Note each line that includes the word "北京大兴国际机场正式投运". Copy those lines.

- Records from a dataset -
begin

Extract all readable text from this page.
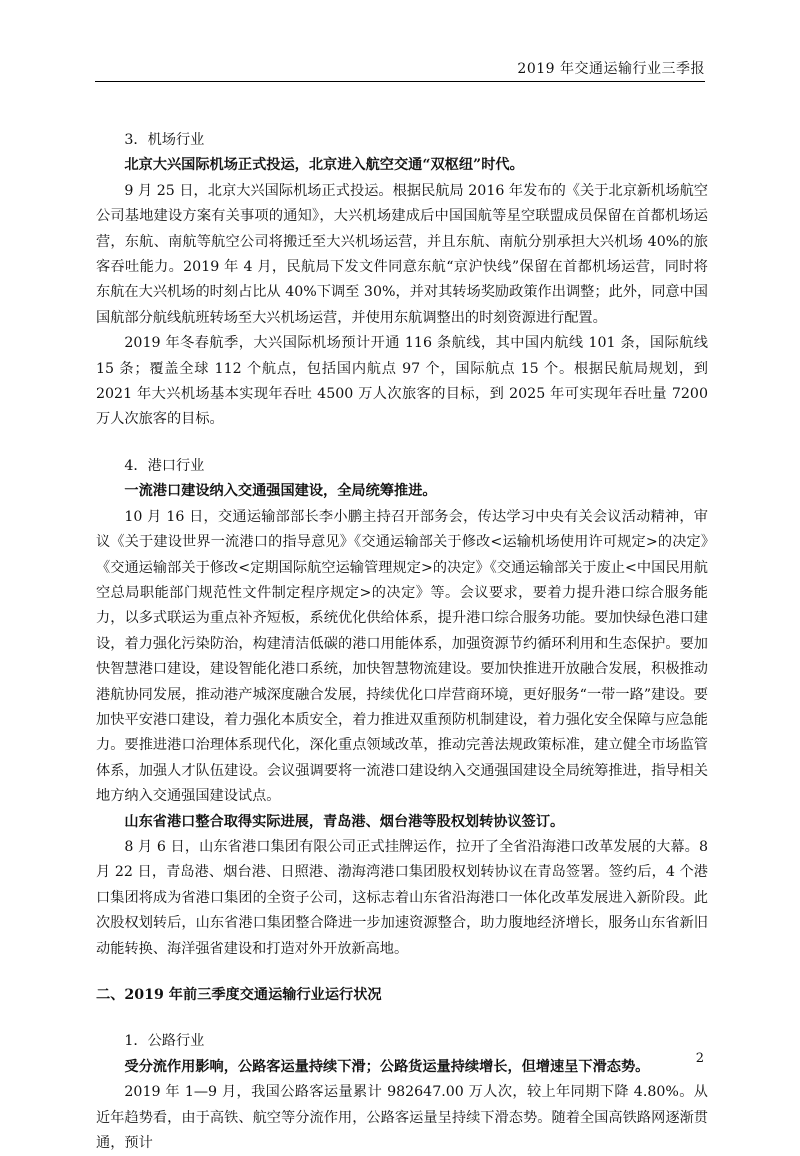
2019 年交通运输行业三季报

3．机场行业

北京大兴国际机场正式投运，北京进入航空交通“双枢纽”时代。

9 月 25 日，北京大兴国际机场正式投运。根据民航局 2016 年发布的《关于北京新机场航空公司基地建设方案有关事项的通知》，大兴机场建成后中国国航等星空联盟成员保留在首都机场运营，东航、南航等航空公司将搬迁至大兴机场运营，并且东航、南航分别承担大兴机场 40%的旅客吞吐能力。2019 年 4 月，民航局下发文件同意东航“京沪快线”保留在首都机场运营，同时将东航在大兴机场的时刻占比从 40%下调至 30%，并对其转场奖励政策作出调整；此外，同意中国国航部分航线航班转场至大兴机场运营，并使用东航调整出的时刻资源进行配置。

2019 年冬春航季，大兴国际机场预计开通 116 条航线，其中国内航线 101 条，国际航线 15 条；覆盖全球 112 个航点，包括国内航点 97 个，国际航点 15 个。根据民航局规划，到 2021 年大兴机场基本实现年吞吐 4500 万人次旅客的目标，到 2025 年可实现年吞吐量 7200 万人次旅客的目标。

4．港口行业

一流港口建设纳入交通强国建设，全局统筹推进。

10 月 16 日，交通运输部部长李小鹏主持召开部务会，传达学习中央有关会议活动精神，审议《关于建设世界一流港口的指导意见》《交通运输部关于修改<运输机场使用许可规定>的决定》《交通运输部关于修改<定期国际航空运输管理规定>的决定》《交通运输部关于废止<中国民用航空总局职能部门规范性文件制定程序规定>的决定》等。会议要求，要着力提升港口综合服务能力，以多式联运为重点补齐短板，系统优化供给体系，提升港口综合服务功能。要加快绿色港口建设，着力强化污染防治，构建清洁低碳的港口用能体系，加强资源节约循环利用和生态保护。要加快智慧港口建设，建设智能化港口系统，加快智慧物流建设。要加快推进开放融合发展，积极推动港航协同发展，推动港产城深度融合发展，持续优化口岸营商环境，更好服务“一带一路”建设。要加快平安港口建设，着力强化本质安全，着力推进双重预防机制建设，着力强化安全保障与应急能力。要推进港口治理体系现代化，深化重点领域改革，推动完善法规政策标准，建立健全市场监管体系，加强人才队伍建设。会议强调要将一流港口建设纳入交通强国建设全局统筹推进，指导相关地方纳入交通强国建设试点。

山东省港口整合取得实际进展，青岛港、烟台港等股权划转协议签订。

8 月 6 日，山东省港口集团有限公司正式挂牌运作，拉开了全省沿海港口改革发展的大幕。8 月 22 日，青岛港、烟台港、日照港、渤海湾港口集团股权划转协议在青岛签署。签约后，4 个港口集团将成为省港口集团的全资子公司，这标志着山东省沿海港口一体化改革发展进入新阶段。此次股权划转后，山东省港口集团整合降进一步加速资源整合，助力腹地经济增长，服务山东省新旧动能转换、海洋强省建设和打造对外开放新高地。

二、2019 年前三季度交通运输行业运行状况

1．公路行业

受分流作用影响，公路客运量持续下滑；公路货运量持续增长，但增速呈下滑态势。

2019 年 1—9 月，我国公路客运量累计 982647.00 万人次，较上年同期下降 4.80%。从近年趋势看，由于高铁、航空等分流作用，公路客运量呈持续下滑态势。随着全国高铁路网逐渐贯通，预计

2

end

- SOLVED PROBLEM -
北京大兴国际机场正式投运，北京进入航空交通“双枢纽”时代。
9 月 25 日，北京大兴国际机场正式投运。根据民航局 2016 年发布的《关于北京新机场航空公司基地建设方案有关事项的通知》，大兴机场建成后中国国航等星空联盟成员保留在首都机场运营，东航、南航等航空公司将搬迁至大兴机场运营，并且东航、南航分别承担大兴机场 40%的旅客吞吐能力。2019 年 4 月，民航局下发文件同意东航“京沪快线”保留在首都机场运营，同时将东航在大兴机场的时刻占比从 40%下调至 30%，并对其转场奖励政策作出调整；此外，同意中国国航部分航线航班转场至大兴机场运营，并使用东航调整出的时刻资源进行配置。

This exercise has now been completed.